◆ **Work to complete**
Where a line in the listing below contains the word "legend", copy that line.

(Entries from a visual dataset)
----
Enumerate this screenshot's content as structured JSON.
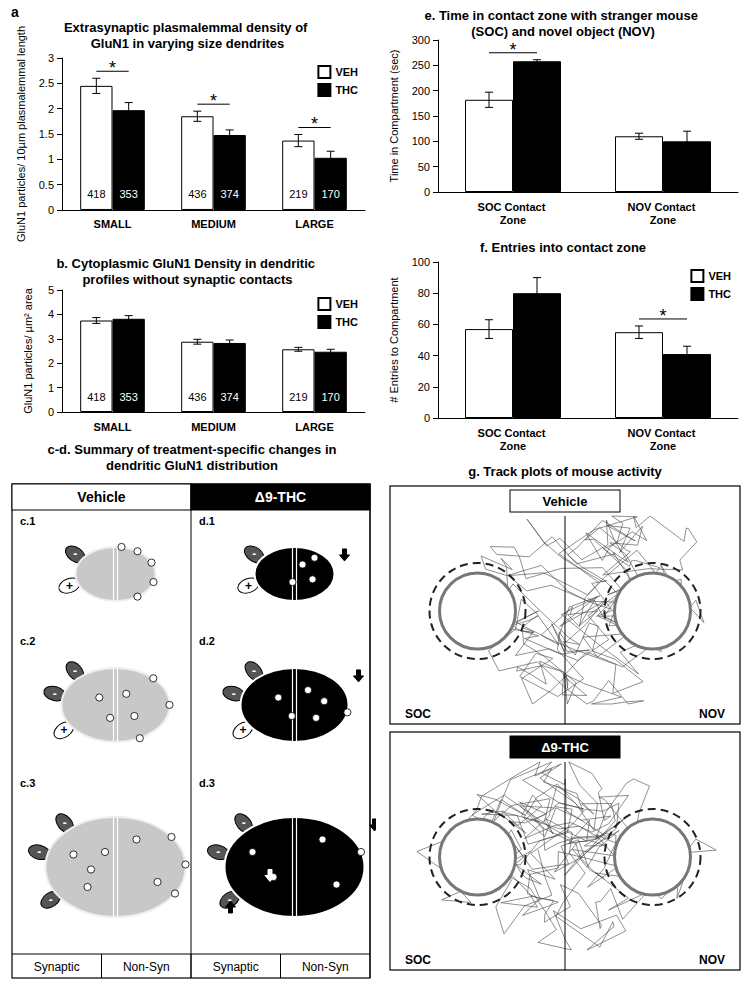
{
  "chart_data": [
    {
      "type": "bar",
      "panel": "a",
      "title": "Extrasynaptic plasmalemmal density of GluN1 in varying size dendrites",
      "y_label": "GluN1 particles/ 10µm plasmalemmal length",
      "categories": [
        "SMALL",
        "MEDIUM",
        "LARGE"
      ],
      "series": [
        {
          "name": "VEH",
          "color": "#ffffff",
          "values": [
            2.45,
            1.85,
            1.37
          ],
          "errors": [
            0.15,
            0.1,
            0.12
          ],
          "counts": [
            418,
            436,
            219
          ]
        },
        {
          "name": "THC",
          "color": "#000000",
          "values": [
            1.97,
            1.48,
            1.03
          ],
          "errors": [
            0.15,
            0.1,
            0.13
          ],
          "counts": [
            353,
            374,
            170
          ]
        }
      ],
      "ylim": [
        0,
        3
      ],
      "yticks": [
        0,
        0.5,
        1,
        1.5,
        2,
        2.5,
        3
      ],
      "grid": false,
      "legend": "upper right",
      "significance": [
        {
          "category": "SMALL",
          "label": "*"
        },
        {
          "category": "MEDIUM",
          "label": "*"
        },
        {
          "category": "LARGE",
          "label": "*"
        }
      ]
    },
    {
      "type": "bar",
      "title": "b. Cytoplasmic GluN1 Density in dendritic profiles without synaptic contacts",
      "y_label": "GluN1 particles/ µm² area",
      "categories": [
        "SMALL",
        "MEDIUM",
        "LARGE"
      ],
      "series": [
        {
          "name": "VEH",
          "color": "#ffffff",
          "values": [
            3.75,
            2.88,
            2.57
          ],
          "errors": [
            0.12,
            0.1,
            0.08
          ],
          "counts": [
            418,
            436,
            219
          ]
        },
        {
          "name": "THC",
          "color": "#000000",
          "values": [
            3.82,
            2.83,
            2.47
          ],
          "errors": [
            0.13,
            0.12,
            0.1
          ],
          "counts": [
            353,
            374,
            170
          ]
        }
      ],
      "ylim": [
        0,
        5
      ],
      "yticks": [
        0,
        1,
        2,
        3,
        4,
        5
      ],
      "grid": false,
      "legend": "upper right"
    },
    {
      "type": "bar",
      "title": "e. Time in contact zone with stranger mouse (SOC) and novel object (NOV)",
      "y_label": "Time in Compartment (sec)",
      "categories": [
        "SOC Contact Zone",
        "NOV Contact Zone"
      ],
      "series": [
        {
          "name": "VEH",
          "color": "#ffffff",
          "values": [
            182,
            110
          ],
          "errors": [
            15,
            6
          ]
        },
        {
          "name": "THC",
          "color": "#000000",
          "values": [
            258,
            100
          ],
          "errors": [
            3,
            20
          ]
        }
      ],
      "ylim": [
        0,
        300
      ],
      "yticks": [
        0,
        50,
        100,
        150,
        200,
        250,
        300
      ],
      "grid": false,
      "significance": [
        {
          "category": "SOC Contact Zone",
          "label": "*"
        }
      ]
    },
    {
      "type": "bar",
      "title": "f. Entries into contact zone",
      "y_label": "# Entries to Compartment",
      "categories": [
        "SOC Contact Zone",
        "NOV Contact Zone"
      ],
      "series": [
        {
          "name": "VEH",
          "color": "#ffffff",
          "values": [
            57,
            55
          ],
          "errors": [
            6,
            4
          ]
        },
        {
          "name": "THC",
          "color": "#000000",
          "values": [
            80,
            41
          ],
          "errors": [
            10,
            5
          ]
        }
      ],
      "ylim": [
        0,
        100
      ],
      "yticks": [
        0,
        20,
        40,
        60,
        80,
        100
      ],
      "grid": false,
      "legend": "upper right",
      "significance": [
        {
          "category": "NOV Contact Zone",
          "label": "*"
        }
      ]
    }
  ],
  "summary_diagram": {
    "title": "c-d. Summary of treatment-specific changes in dendritic GluN1 distribution",
    "columns": [
      {
        "header": "Vehicle",
        "cells": [
          {
            "label": "c.1",
            "terminals": [
              "+",
              "-"
            ]
          },
          {
            "label": "c.2",
            "terminals": [
              "+",
              "-",
              "-"
            ]
          },
          {
            "label": "c.3",
            "terminals": [
              "-",
              "-",
              "-"
            ]
          }
        ]
      },
      {
        "header": "Δ9-THC",
        "cells": [
          {
            "label": "d.1",
            "terminals": [
              "+",
              "-"
            ]
          },
          {
            "label": "d.2",
            "terminals": [
              "+",
              "-",
              "-"
            ]
          },
          {
            "label": "d.3",
            "terminals": [
              "-",
              "-",
              "-"
            ]
          }
        ]
      }
    ],
    "footer": [
      "Synaptic",
      "Non-Syn",
      "Synaptic",
      "Non-Syn"
    ]
  },
  "track_plots": {
    "title": "g. Track plots of mouse activity",
    "panels": [
      {
        "header": "Vehicle",
        "zones": [
          "SOC",
          "NOV"
        ]
      },
      {
        "header": "Δ9-THC",
        "zones": [
          "SOC",
          "NOV"
        ]
      }
    ]
  }
}
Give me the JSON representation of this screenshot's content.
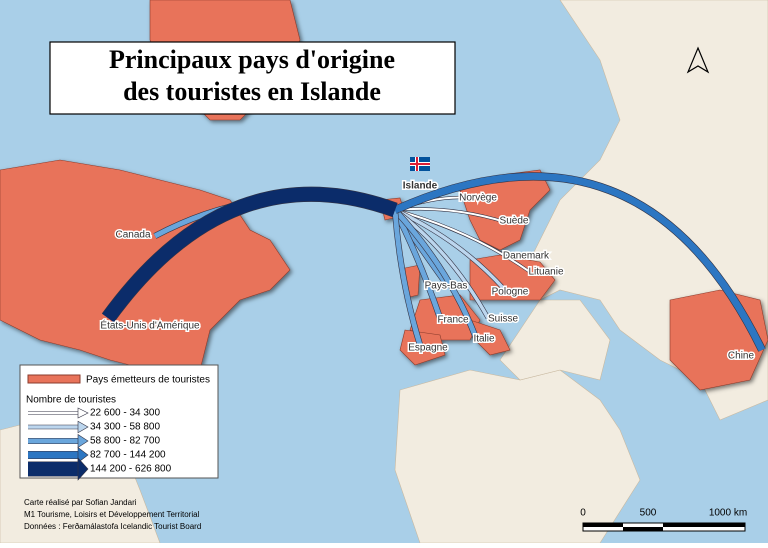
{
  "title": [
    "Principaux pays d'origine",
    "des touristes en Islande"
  ],
  "hub": "Islande",
  "flows": [
    {
      "label": "États-Unis d'Amérique",
      "class": 4
    },
    {
      "label": "Canada",
      "class": 2
    },
    {
      "label": "Chine",
      "class": 3
    },
    {
      "label": "Norvège",
      "class": 0
    },
    {
      "label": "Suède",
      "class": 0
    },
    {
      "label": "Danemark",
      "class": 0
    },
    {
      "label": "Lituanie",
      "class": 0
    },
    {
      "label": "Pologne",
      "class": 1
    },
    {
      "label": "Pays-Bas",
      "class": 2
    },
    {
      "label": "France",
      "class": 2
    },
    {
      "label": "Suisse",
      "class": 1
    },
    {
      "label": "Italie",
      "class": 2
    },
    {
      "label": "Espagne",
      "class": 2
    }
  ],
  "legend": {
    "countries": "Pays émetteurs de touristes",
    "title": "Nombre de touristes",
    "classes": [
      {
        "range": "22 600 - 34 300",
        "color": "#ffffff"
      },
      {
        "range": "34 300 - 58 800",
        "color": "#bcd6ee"
      },
      {
        "range": "58 800 - 82 700",
        "color": "#6aa6dc"
      },
      {
        "range": "82 700 - 144 200",
        "color": "#2c76c2"
      },
      {
        "range": "144 200 - 626 800",
        "color": "#0b2c6a"
      }
    ]
  },
  "credits": [
    "Carte réalisé par Sofian Jandari",
    "M1 Tourisme, Loisirs et Développement Territorial",
    "Données : Ferðamálastofa Icelandic Tourist Board"
  ],
  "scale": [
    "0",
    "500",
    "1000 km"
  ]
}
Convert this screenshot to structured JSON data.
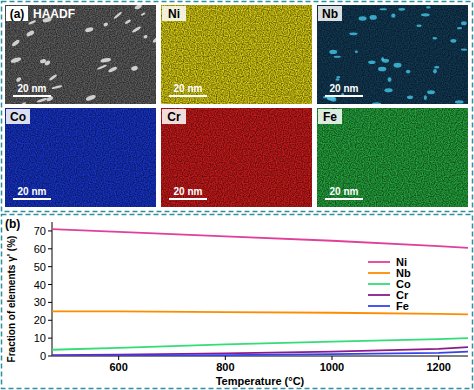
{
  "image_panels": {
    "label": "(a)",
    "tiles": [
      {
        "label": "HAADF",
        "scale_bar": "20 nm",
        "color": "#5c5c5c"
      },
      {
        "label": "Ni",
        "scale_bar": "20 nm",
        "color": "#d6ca12"
      },
      {
        "label": "Nb",
        "scale_bar": "20 nm",
        "color": "#123a55"
      },
      {
        "label": "Co",
        "scale_bar": "20 nm",
        "color": "#1733c8"
      },
      {
        "label": "Cr",
        "scale_bar": "20 nm",
        "color": "#c81a1a"
      },
      {
        "label": "Fe",
        "scale_bar": "20 nm",
        "color": "#24a23c"
      }
    ]
  },
  "chart_data": {
    "type": "line",
    "panel_label": "(b)",
    "x_label": "Temperature (°C)",
    "y_label": "Fraction of elements γ' (%)",
    "xlim": [
      475,
      1255
    ],
    "ylim": [
      0,
      75
    ],
    "xticks": [
      600,
      800,
      1000,
      1200
    ],
    "yticks": [
      0,
      10,
      20,
      30,
      40,
      50,
      60,
      70
    ],
    "x": [
      475,
      600,
      800,
      1000,
      1200,
      1255
    ],
    "series": [
      {
        "name": "Ni",
        "color": "#e0409a",
        "values": [
          71,
          69.5,
          67,
          64.5,
          61.5,
          60.5
        ]
      },
      {
        "name": "Nb",
        "color": "#ff8c00",
        "values": [
          25,
          25,
          24.6,
          24.2,
          23.6,
          23.3
        ]
      },
      {
        "name": "Co",
        "color": "#33dd77",
        "values": [
          3.5,
          4.5,
          6.5,
          8,
          9.5,
          10
        ]
      },
      {
        "name": "Cr",
        "color": "#8b1a8b",
        "values": [
          0.5,
          0.8,
          1.5,
          2.5,
          4,
          5
        ]
      },
      {
        "name": "Fe",
        "color": "#3344ee",
        "values": [
          0.1,
          0.2,
          0.5,
          1,
          1.8,
          2.5
        ]
      }
    ],
    "legend": "right",
    "grid": false
  }
}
----
◆ **Output for this exercise**
      "legend": "upper right",
      "legend": "upper right"
      "legend": "upper right",
  "legend": {
    "legend": "right",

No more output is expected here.